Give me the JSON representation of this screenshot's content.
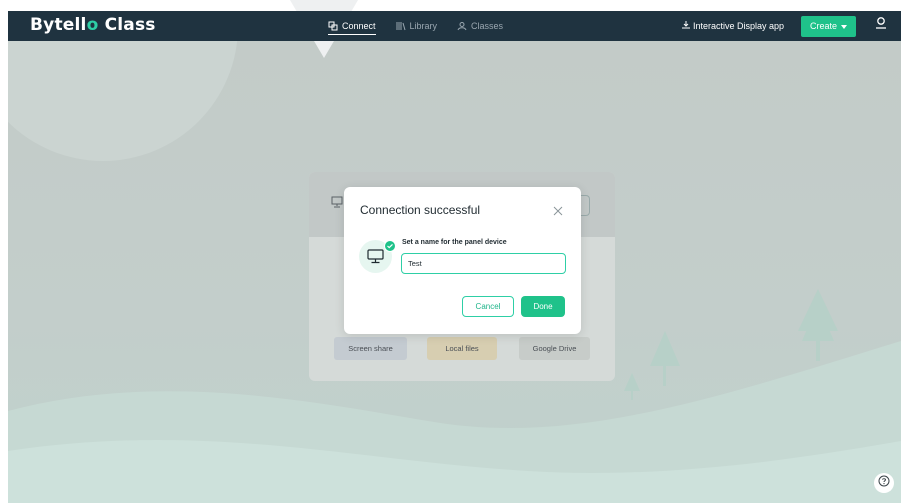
{
  "app": {
    "logo_prefix": "Bytell",
    "logo_o": "o",
    "logo_suffix": " Class"
  },
  "nav": {
    "connect": "Connect",
    "library": "Library",
    "classes": "Classes"
  },
  "header_right": {
    "display_app": "Interactive Display app",
    "create": "Create"
  },
  "card": {
    "tiles": [
      "Screen share",
      "Local files",
      "Google Drive"
    ]
  },
  "modal": {
    "title": "Connection successful",
    "field_label": "Set a name for the panel device",
    "input_value": "Test",
    "cancel": "Cancel",
    "done": "Done"
  },
  "colors": {
    "header_bg": "#1f3340",
    "accent": "#1fc28a",
    "accent_light": "#2ecfa6"
  },
  "icons": [
    "connect-icon",
    "library-icon",
    "classes-icon",
    "download-icon",
    "caret-down-icon",
    "user-icon",
    "monitor-icon",
    "check-badge-icon",
    "close-icon",
    "help-icon",
    "tree-icon"
  ]
}
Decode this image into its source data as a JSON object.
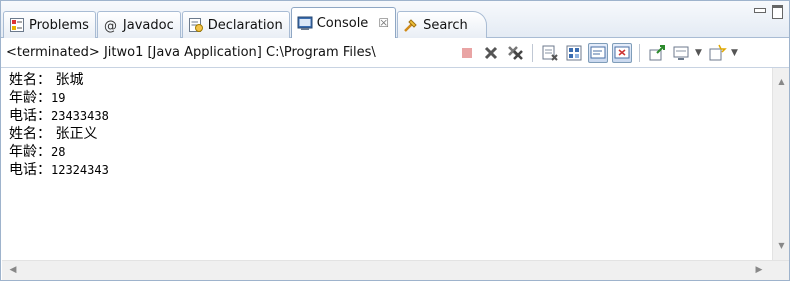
{
  "tabs": [
    {
      "label": "Problems",
      "icon": "problems-icon"
    },
    {
      "label": "Javadoc",
      "icon": "javadoc-icon"
    },
    {
      "label": "Declaration",
      "icon": "declaration-icon"
    },
    {
      "label": "Console",
      "icon": "console-icon",
      "active": true,
      "close": "☒"
    },
    {
      "label": "Search",
      "icon": "search-icon"
    }
  ],
  "toolbar": {
    "process_label": "<terminated> Jitwo1 [Java Application] C:\\Program Files\\"
  },
  "console": {
    "lines": [
      {
        "label": "姓名：",
        "value": " 张城",
        "cjk": true
      },
      {
        "label": "年龄：",
        "value": "19"
      },
      {
        "label": "电话：",
        "value": "23433438"
      },
      {
        "label": "姓名：",
        "value": " 张正义",
        "cjk": true
      },
      {
        "label": "年龄：",
        "value": "28"
      },
      {
        "label": "电话：",
        "value": "12324343"
      }
    ]
  },
  "colors": {
    "accent": "#9eb3cc",
    "tab_gradient_end": "#e4ebf4"
  }
}
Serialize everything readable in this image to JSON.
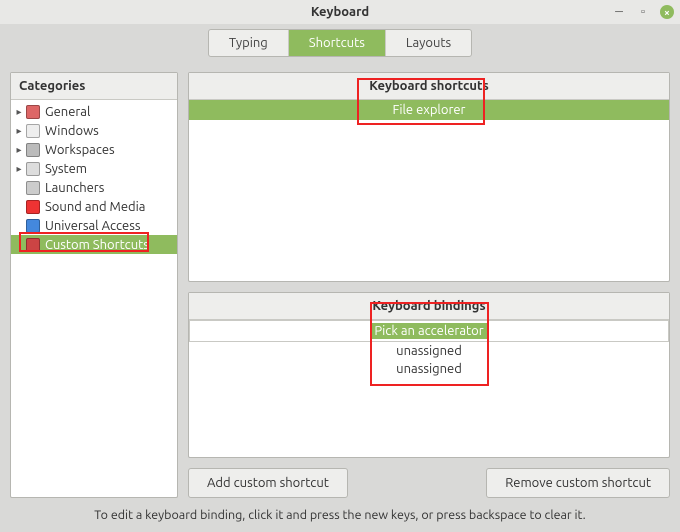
{
  "window": {
    "title": "Keyboard"
  },
  "tabs": {
    "typing": "Typing",
    "shortcuts": "Shortcuts",
    "layouts": "Layouts"
  },
  "categories": {
    "header": "Categories",
    "items": {
      "general": "General",
      "windows": "Windows",
      "workspaces": "Workspaces",
      "system": "System",
      "launchers": "Launchers",
      "sound": "Sound and Media",
      "universal": "Universal Access",
      "custom": "Custom Shortcuts"
    }
  },
  "shortcuts": {
    "header": "Keyboard shortcuts",
    "rows": {
      "file_explorer": "File explorer"
    }
  },
  "bindings": {
    "header": "Keyboard bindings",
    "rows": {
      "pick": "Pick an accelerator",
      "u1": "unassigned",
      "u2": "unassigned"
    }
  },
  "buttons": {
    "add": "Add custom shortcut",
    "remove": "Remove custom shortcut"
  },
  "hint": "To edit a keyboard binding, click it and press the new keys, or press backspace to clear it."
}
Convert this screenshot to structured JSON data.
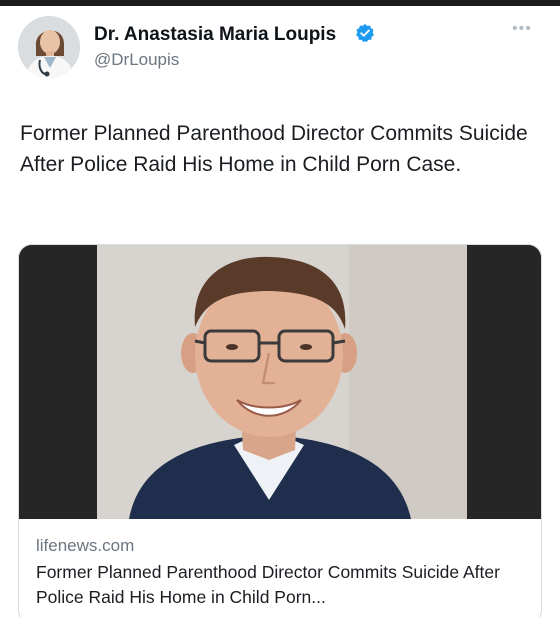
{
  "author": {
    "name": "Dr. Anastasia Maria Loupis",
    "handle": "@DrLoupis",
    "verified": true,
    "verified_color": "#1d9bf0"
  },
  "more_menu": {
    "icon": "more-horizontal-icon",
    "label": "•••"
  },
  "tweet": {
    "text": "Former Planned Parenthood Director Commits Suicide After Police Raid His Home in Child Porn Case."
  },
  "link_card": {
    "domain": "lifenews.com",
    "title": "Former Planned Parenthood Director Commits Suicide After Police Raid His Home in Child Porn..."
  },
  "colors": {
    "text": "#0f1419",
    "secondary_text": "#6b7680",
    "card_border": "#d8dde1"
  }
}
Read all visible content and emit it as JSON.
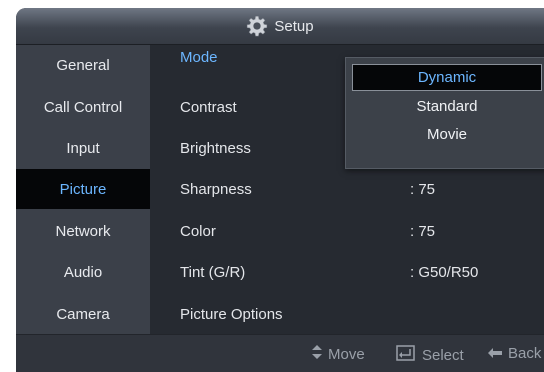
{
  "header": {
    "title": "Setup",
    "icon": "gear-icon"
  },
  "sidebar": {
    "items": [
      {
        "label": "General"
      },
      {
        "label": "Call Control"
      },
      {
        "label": "Input"
      },
      {
        "label": "Picture",
        "active": true
      },
      {
        "label": "Network"
      },
      {
        "label": "Audio"
      },
      {
        "label": "Camera"
      }
    ]
  },
  "settings": {
    "rows": [
      {
        "label": "Mode",
        "value": ""
      },
      {
        "label": "Contrast",
        "value": ""
      },
      {
        "label": "Brightness",
        "value": ""
      },
      {
        "label": "Sharpness",
        "value": ": 75"
      },
      {
        "label": "Color",
        "value": ": 75"
      },
      {
        "label": "Tint (G/R)",
        "value": ": G50/R50"
      },
      {
        "label": "Picture Options",
        "value": ""
      }
    ]
  },
  "dropdown": {
    "options": [
      "Dynamic",
      "Standard",
      "Movie"
    ],
    "selected": "Dynamic"
  },
  "footer": {
    "move": "Move",
    "select": "Select",
    "back": "Back"
  },
  "colors": {
    "accent": "#6cb6ff",
    "background": "#262a31",
    "sidebar": "#3b4049"
  }
}
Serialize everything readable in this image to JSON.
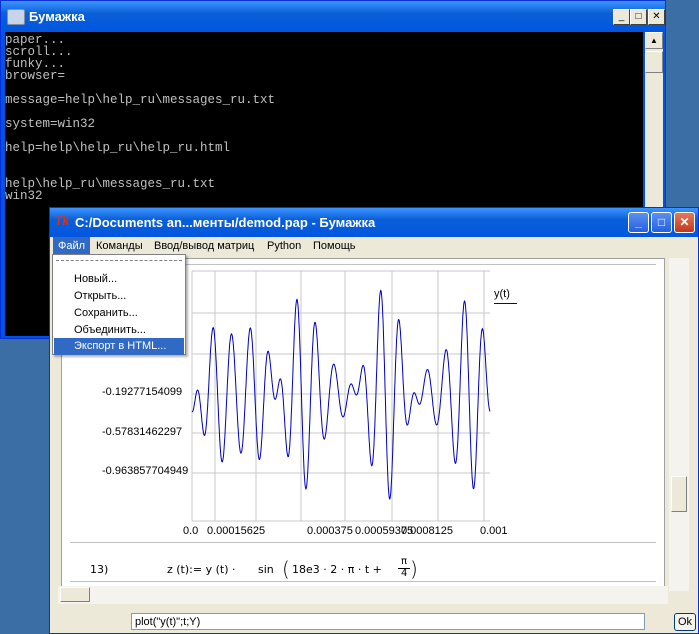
{
  "console": {
    "title": "Бумажка",
    "lines": "paper...\nscroll...\nfunky...\nbrowser=\n\nmessage=help\\help_ru\\messages_ru.txt\n\nsystem=win32\n\nhelp=help\\help_ru\\help_ru.html\n\n\nhelp\\help_ru\\messages_ru.txt\nwin32",
    "minimize": "_",
    "maximize": "□",
    "close": "✕"
  },
  "paper": {
    "title_icon": "Tk",
    "title": "C:/Documents an...менты/demod.pap - Бумажка",
    "menu": [
      "Файл",
      "Команды",
      "Ввод/вывод матриц",
      "Python",
      "Помощь"
    ],
    "file_menu": [
      "Новый...",
      "Открыть...",
      "Сохранить...",
      "Объединить...",
      "Экспорт в HTML..."
    ],
    "command_input": "plot(\"y(t)\";t;Y)",
    "ok_label": "Ok"
  },
  "chart_data": {
    "type": "line",
    "series": [
      {
        "name": "y(t)",
        "color": "#0000c0"
      }
    ],
    "y_tick_labels": [
      "-0.19277154099",
      "-0.57831462297",
      "-0.963857704949"
    ],
    "x_tick_labels": [
      "0.0",
      "0.00015625",
      "0.000375",
      "0.00059375",
      "0.0008125",
      "0.001"
    ],
    "xlim": [
      0,
      0.001
    ],
    "ylim": [
      -0.963857704949,
      0.963857704949
    ],
    "grid": true,
    "legend": "top-right"
  },
  "formula": {
    "number": "13)",
    "lhs": "z (t):= y (t) ·",
    "rhs": "sin",
    "args": "18e3  ·  2  ·  π  ·  t  +",
    "frac_num": "π",
    "frac_den": "4"
  }
}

------------------------------------------------------------

Exercise goal » Your copy should repeat each entry above exactly but contain no pictures.

Task answer »
Give me the JSON representation of this screenshot's content.
{
  "app": {
    "logo_prefix": "Bytell",
    "logo_o": "o",
    "logo_suffix": " Class"
  },
  "nav": {
    "connect": "Connect",
    "library": "Library",
    "classes": "Classes"
  },
  "header_right": {
    "display_app": "Interactive Display app",
    "create": "Create"
  },
  "card": {
    "tiles": [
      "Screen share",
      "Local files",
      "Google Drive"
    ]
  },
  "modal": {
    "title": "Connection successful",
    "field_label": "Set a name for the panel device",
    "input_value": "Test",
    "cancel": "Cancel",
    "done": "Done"
  },
  "colors": {
    "header_bg": "#1f3340",
    "accent": "#1fc28a",
    "accent_light": "#2ecfa6"
  },
  "icons": [
    "connect-icon",
    "library-icon",
    "classes-icon",
    "download-icon",
    "caret-down-icon",
    "user-icon",
    "monitor-icon",
    "check-badge-icon",
    "close-icon",
    "help-icon",
    "tree-icon"
  ]
}
Decode this image into its source data as a JSON object.
{
  "tabs": [
    {
      "label": "Problems",
      "icon": "problems-icon"
    },
    {
      "label": "Javadoc",
      "icon": "javadoc-icon"
    },
    {
      "label": "Declaration",
      "icon": "declaration-icon"
    },
    {
      "label": "Console",
      "icon": "console-icon",
      "active": true,
      "close": "☒"
    },
    {
      "label": "Search",
      "icon": "search-icon"
    }
  ],
  "toolbar": {
    "process_label": "<terminated> Jitwo1 [Java Application] C:\\Program Files\\"
  },
  "console": {
    "lines": [
      {
        "label": "姓名：",
        "value": " 张城",
        "cjk": true
      },
      {
        "label": "年龄：",
        "value": "19"
      },
      {
        "label": "电话：",
        "value": "23433438"
      },
      {
        "label": "姓名：",
        "value": " 张正义",
        "cjk": true
      },
      {
        "label": "年龄：",
        "value": "28"
      },
      {
        "label": "电话：",
        "value": "12324343"
      }
    ]
  },
  "colors": {
    "accent": "#9eb3cc",
    "tab_gradient_end": "#e4ebf4"
  }
}
Serialize everything readable in this image to JSON.
{
  "window": {
    "title": "Keyboard"
  },
  "tabs": {
    "typing": "Typing",
    "shortcuts": "Shortcuts",
    "layouts": "Layouts"
  },
  "categories": {
    "header": "Categories",
    "items": {
      "general": "General",
      "windows": "Windows",
      "workspaces": "Workspaces",
      "system": "System",
      "launchers": "Launchers",
      "sound": "Sound and Media",
      "universal": "Universal Access",
      "custom": "Custom Shortcuts"
    }
  },
  "shortcuts": {
    "header": "Keyboard shortcuts",
    "rows": {
      "file_explorer": "File explorer"
    }
  },
  "bindings": {
    "header": "Keyboard bindings",
    "rows": {
      "pick": "Pick an accelerator",
      "u1": "unassigned",
      "u2": "unassigned"
    }
  },
  "buttons": {
    "add": "Add custom shortcut",
    "remove": "Remove custom shortcut"
  },
  "hint": "To edit a keyboard binding, click it and press the new keys, or press backspace to clear it."
}
Convert this screenshot to structured JSON data.
{
  "author": {
    "name": "Dr. Anastasia Maria Loupis",
    "handle": "@DrLoupis",
    "verified": true,
    "verified_color": "#1d9bf0"
  },
  "more_menu": {
    "icon": "more-horizontal-icon",
    "label": "•••"
  },
  "tweet": {
    "text": "Former Planned Parenthood Director Commits Suicide After Police Raid His Home in Child Porn Case."
  },
  "link_card": {
    "domain": "lifenews.com",
    "title": "Former Planned Parenthood Director Commits Suicide After Police Raid His Home in Child Porn..."
  },
  "colors": {
    "text": "#0f1419",
    "secondary_text": "#6b7680",
    "card_border": "#d8dde1"
  }
}
Read all visible content and emit it as JSON.
{
  "header": {
    "title": "Setup",
    "icon": "gear-icon"
  },
  "sidebar": {
    "items": [
      {
        "label": "General"
      },
      {
        "label": "Call Control"
      },
      {
        "label": "Input"
      },
      {
        "label": "Picture",
        "active": true
      },
      {
        "label": "Network"
      },
      {
        "label": "Audio"
      },
      {
        "label": "Camera"
      }
    ]
  },
  "settings": {
    "rows": [
      {
        "label": "Mode",
        "value": ""
      },
      {
        "label": "Contrast",
        "value": ""
      },
      {
        "label": "Brightness",
        "value": ""
      },
      {
        "label": "Sharpness",
        "value": ": 75"
      },
      {
        "label": "Color",
        "value": ": 75"
      },
      {
        "label": "Tint (G/R)",
        "value": ": G50/R50"
      },
      {
        "label": "Picture Options",
        "value": ""
      }
    ]
  },
  "dropdown": {
    "options": [
      "Dynamic",
      "Standard",
      "Movie"
    ],
    "selected": "Dynamic"
  },
  "footer": {
    "move": "Move",
    "select": "Select",
    "back": "Back"
  },
  "colors": {
    "accent": "#6cb6ff",
    "background": "#262a31",
    "sidebar": "#3b4049"
  }
}
Serialize everything readable in this image to JSON.
{
  "console": {
    "title": "Бумажка",
    "lines": "paper...\nscroll...\nfunky...\nbrowser=\n\nmessage=help\\help_ru\\messages_ru.txt\n\nsystem=win32\n\nhelp=help\\help_ru\\help_ru.html\n\n\nhelp\\help_ru\\messages_ru.txt\nwin32",
    "minimize": "_",
    "maximize": "□",
    "close": "✕"
  },
  "paper": {
    "title_icon": "Tk",
    "title": "C:/Documents an...менты/demod.pap - Бумажка",
    "menu": [
      "Файл",
      "Команды",
      "Ввод/вывод матриц",
      "Python",
      "Помощь"
    ],
    "file_menu": [
      "Новый...",
      "Открыть...",
      "Сохранить...",
      "Объединить...",
      "Экспорт в HTML..."
    ],
    "command_input": "plot(\"y(t)\";t;Y)",
    "ok_label": "Ok"
  },
  "chart_data": {
    "type": "line",
    "series": [
      {
        "name": "y(t)",
        "color": "#0000c0"
      }
    ],
    "y_tick_labels": [
      "-0.19277154099",
      "-0.57831462297",
      "-0.963857704949"
    ],
    "x_tick_labels": [
      "0.0",
      "0.00015625",
      "0.000375",
      "0.00059375",
      "0.0008125",
      "0.001"
    ],
    "xlim": [
      0,
      0.001
    ],
    "ylim": [
      -0.963857704949,
      0.963857704949
    ],
    "grid": true,
    "legend": "top-right"
  },
  "formula": {
    "number": "13)",
    "lhs": "z (t):= y (t) ·",
    "rhs": "sin",
    "args": "18e3  ·  2  ·  π  ·  t  +",
    "frac_num": "π",
    "frac_den": "4"
  }
}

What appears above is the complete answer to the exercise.